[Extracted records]
--------
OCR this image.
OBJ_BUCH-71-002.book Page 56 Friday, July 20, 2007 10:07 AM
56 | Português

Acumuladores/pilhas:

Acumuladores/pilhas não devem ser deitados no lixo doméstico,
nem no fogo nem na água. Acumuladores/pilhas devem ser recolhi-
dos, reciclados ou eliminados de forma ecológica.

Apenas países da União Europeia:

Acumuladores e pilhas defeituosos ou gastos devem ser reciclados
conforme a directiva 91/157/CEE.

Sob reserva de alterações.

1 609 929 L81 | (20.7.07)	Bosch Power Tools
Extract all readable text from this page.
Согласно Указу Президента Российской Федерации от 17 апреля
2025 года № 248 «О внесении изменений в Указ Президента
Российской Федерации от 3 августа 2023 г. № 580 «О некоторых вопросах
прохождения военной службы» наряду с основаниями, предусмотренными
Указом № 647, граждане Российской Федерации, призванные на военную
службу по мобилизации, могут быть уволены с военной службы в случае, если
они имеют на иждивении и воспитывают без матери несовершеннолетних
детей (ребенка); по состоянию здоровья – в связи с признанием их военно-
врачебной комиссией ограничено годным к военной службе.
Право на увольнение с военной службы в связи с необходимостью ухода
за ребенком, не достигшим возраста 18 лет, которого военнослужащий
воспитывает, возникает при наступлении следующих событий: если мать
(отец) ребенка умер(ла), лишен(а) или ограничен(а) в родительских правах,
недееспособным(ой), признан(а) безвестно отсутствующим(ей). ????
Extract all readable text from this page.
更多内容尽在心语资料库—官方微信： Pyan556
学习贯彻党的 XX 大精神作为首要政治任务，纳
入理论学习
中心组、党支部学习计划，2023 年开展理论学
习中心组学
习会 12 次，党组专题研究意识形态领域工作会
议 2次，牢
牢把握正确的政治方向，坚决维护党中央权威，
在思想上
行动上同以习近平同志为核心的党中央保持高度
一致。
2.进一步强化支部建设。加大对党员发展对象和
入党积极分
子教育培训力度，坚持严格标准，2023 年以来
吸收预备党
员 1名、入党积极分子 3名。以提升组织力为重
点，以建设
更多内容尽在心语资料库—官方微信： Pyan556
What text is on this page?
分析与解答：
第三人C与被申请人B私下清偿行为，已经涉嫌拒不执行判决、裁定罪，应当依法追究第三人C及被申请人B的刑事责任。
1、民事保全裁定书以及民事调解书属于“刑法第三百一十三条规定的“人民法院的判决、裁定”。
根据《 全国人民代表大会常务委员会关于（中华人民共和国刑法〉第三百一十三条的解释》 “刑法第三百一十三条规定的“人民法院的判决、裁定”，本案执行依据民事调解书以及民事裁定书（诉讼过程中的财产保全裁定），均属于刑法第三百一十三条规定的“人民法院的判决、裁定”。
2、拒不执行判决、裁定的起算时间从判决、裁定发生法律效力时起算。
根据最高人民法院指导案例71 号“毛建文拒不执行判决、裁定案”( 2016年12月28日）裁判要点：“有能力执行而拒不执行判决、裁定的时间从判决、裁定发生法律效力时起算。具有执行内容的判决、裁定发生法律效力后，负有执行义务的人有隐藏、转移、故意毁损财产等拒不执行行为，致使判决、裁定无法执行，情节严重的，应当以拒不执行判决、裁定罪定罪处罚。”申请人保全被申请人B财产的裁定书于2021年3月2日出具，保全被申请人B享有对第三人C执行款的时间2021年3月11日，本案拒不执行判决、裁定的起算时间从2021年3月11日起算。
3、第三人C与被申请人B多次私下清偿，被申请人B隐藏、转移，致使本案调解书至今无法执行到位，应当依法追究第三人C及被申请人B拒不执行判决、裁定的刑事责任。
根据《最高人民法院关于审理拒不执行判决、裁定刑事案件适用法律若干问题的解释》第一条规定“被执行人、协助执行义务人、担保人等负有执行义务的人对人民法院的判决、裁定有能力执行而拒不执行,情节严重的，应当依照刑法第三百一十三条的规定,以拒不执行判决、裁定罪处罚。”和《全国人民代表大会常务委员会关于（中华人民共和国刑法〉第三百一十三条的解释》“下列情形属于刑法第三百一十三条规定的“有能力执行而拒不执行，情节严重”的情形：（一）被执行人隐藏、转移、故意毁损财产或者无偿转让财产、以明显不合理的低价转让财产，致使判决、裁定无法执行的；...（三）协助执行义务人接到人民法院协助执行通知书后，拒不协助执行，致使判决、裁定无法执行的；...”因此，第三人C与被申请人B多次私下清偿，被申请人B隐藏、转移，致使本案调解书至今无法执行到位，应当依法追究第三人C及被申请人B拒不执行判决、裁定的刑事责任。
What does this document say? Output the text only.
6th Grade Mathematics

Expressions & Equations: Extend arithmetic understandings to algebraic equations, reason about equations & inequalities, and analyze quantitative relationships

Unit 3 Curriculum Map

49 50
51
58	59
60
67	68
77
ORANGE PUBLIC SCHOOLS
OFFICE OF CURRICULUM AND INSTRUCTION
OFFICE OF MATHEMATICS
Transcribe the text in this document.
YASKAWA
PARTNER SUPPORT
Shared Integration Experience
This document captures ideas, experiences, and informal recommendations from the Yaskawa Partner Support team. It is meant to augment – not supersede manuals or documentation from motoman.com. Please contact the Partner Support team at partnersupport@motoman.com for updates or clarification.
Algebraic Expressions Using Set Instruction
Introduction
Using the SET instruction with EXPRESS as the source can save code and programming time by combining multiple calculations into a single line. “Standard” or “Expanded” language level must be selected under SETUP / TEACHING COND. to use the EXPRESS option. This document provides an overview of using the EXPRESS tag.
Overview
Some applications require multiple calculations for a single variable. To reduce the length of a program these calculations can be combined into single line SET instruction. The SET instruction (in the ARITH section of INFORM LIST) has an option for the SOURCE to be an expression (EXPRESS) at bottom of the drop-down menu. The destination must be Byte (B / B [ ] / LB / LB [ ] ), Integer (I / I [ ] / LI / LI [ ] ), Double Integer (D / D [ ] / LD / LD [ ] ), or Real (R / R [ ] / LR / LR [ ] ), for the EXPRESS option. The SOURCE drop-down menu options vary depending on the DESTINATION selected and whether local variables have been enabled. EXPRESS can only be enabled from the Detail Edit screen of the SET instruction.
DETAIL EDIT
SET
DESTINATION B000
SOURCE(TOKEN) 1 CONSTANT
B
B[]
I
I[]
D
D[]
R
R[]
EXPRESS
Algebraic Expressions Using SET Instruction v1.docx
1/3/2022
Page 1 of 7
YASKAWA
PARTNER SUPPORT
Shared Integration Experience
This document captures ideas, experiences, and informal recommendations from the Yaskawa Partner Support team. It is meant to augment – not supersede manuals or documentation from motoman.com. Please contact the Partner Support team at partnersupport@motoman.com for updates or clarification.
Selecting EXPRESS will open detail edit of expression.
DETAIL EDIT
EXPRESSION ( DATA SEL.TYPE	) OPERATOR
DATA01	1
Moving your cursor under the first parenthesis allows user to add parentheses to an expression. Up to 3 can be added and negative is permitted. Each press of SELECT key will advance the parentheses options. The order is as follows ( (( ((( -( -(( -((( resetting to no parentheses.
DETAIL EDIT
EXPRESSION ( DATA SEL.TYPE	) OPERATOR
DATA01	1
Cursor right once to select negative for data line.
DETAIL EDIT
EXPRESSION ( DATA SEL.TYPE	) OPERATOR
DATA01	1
--------
• **Exercise prompt**
Some lines of the data may hold the word "ребенка". Say how many do, with nothing else.

• **Output below**
2